What this task involves:
Single out each line with the word "font" and copy it.

Saved data entries:
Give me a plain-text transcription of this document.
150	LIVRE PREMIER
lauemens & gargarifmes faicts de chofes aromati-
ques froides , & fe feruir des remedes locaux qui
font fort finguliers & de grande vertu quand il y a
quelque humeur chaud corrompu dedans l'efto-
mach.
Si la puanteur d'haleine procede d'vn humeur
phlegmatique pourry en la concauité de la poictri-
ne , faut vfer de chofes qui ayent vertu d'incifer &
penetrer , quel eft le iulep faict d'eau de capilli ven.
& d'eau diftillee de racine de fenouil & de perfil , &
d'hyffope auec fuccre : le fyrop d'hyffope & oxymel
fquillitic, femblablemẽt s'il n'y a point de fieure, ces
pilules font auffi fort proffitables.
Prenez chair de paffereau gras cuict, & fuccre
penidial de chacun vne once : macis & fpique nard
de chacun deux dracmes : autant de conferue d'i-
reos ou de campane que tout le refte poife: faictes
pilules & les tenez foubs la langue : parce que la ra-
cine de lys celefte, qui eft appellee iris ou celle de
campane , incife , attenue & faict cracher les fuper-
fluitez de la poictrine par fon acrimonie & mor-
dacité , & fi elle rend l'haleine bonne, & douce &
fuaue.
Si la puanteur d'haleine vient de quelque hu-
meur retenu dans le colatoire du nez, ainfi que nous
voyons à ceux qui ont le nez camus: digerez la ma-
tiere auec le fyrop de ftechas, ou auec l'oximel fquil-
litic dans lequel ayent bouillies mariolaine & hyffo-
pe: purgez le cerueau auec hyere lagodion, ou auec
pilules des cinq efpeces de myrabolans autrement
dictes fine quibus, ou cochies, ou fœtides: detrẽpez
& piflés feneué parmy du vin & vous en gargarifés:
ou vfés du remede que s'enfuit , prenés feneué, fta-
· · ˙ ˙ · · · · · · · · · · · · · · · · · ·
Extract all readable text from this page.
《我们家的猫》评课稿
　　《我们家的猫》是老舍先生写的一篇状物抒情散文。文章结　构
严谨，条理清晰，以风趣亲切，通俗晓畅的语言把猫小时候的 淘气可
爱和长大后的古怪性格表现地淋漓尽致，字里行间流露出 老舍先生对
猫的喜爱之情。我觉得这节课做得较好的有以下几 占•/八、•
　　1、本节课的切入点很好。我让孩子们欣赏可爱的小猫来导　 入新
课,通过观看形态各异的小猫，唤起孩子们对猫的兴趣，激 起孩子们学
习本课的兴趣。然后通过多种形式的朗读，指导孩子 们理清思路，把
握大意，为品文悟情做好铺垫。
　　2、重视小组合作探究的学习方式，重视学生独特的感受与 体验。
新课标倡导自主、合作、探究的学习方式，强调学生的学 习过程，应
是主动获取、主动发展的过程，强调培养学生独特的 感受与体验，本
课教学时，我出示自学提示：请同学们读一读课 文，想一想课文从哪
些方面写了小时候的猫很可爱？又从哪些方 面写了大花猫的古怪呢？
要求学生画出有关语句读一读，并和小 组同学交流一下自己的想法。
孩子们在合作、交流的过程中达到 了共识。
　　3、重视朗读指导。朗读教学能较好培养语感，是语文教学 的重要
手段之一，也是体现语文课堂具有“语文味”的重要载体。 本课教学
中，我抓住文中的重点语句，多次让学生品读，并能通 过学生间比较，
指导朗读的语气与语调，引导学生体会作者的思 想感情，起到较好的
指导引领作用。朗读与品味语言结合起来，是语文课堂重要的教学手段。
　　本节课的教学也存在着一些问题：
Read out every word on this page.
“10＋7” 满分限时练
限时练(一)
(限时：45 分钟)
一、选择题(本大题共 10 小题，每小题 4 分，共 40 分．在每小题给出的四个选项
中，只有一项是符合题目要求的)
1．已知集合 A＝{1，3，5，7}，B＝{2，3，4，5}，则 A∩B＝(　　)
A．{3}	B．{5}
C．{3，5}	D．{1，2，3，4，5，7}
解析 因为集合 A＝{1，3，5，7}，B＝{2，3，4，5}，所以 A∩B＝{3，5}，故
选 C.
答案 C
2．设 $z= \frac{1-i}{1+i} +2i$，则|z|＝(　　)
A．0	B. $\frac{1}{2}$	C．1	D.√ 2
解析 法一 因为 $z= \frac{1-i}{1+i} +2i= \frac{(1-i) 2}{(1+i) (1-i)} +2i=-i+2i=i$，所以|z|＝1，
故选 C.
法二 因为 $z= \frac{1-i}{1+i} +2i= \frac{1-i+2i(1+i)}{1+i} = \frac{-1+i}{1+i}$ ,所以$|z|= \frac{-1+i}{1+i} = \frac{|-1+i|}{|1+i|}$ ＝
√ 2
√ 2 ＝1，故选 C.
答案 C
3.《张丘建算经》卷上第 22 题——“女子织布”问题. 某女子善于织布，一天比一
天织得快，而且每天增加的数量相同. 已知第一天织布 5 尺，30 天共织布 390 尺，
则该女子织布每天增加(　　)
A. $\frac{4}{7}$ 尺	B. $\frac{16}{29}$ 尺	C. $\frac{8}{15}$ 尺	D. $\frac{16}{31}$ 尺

Solution to the exercise:
font fort finguliers & de grande vertu quand il y a
pilules font auffi fort proffitables.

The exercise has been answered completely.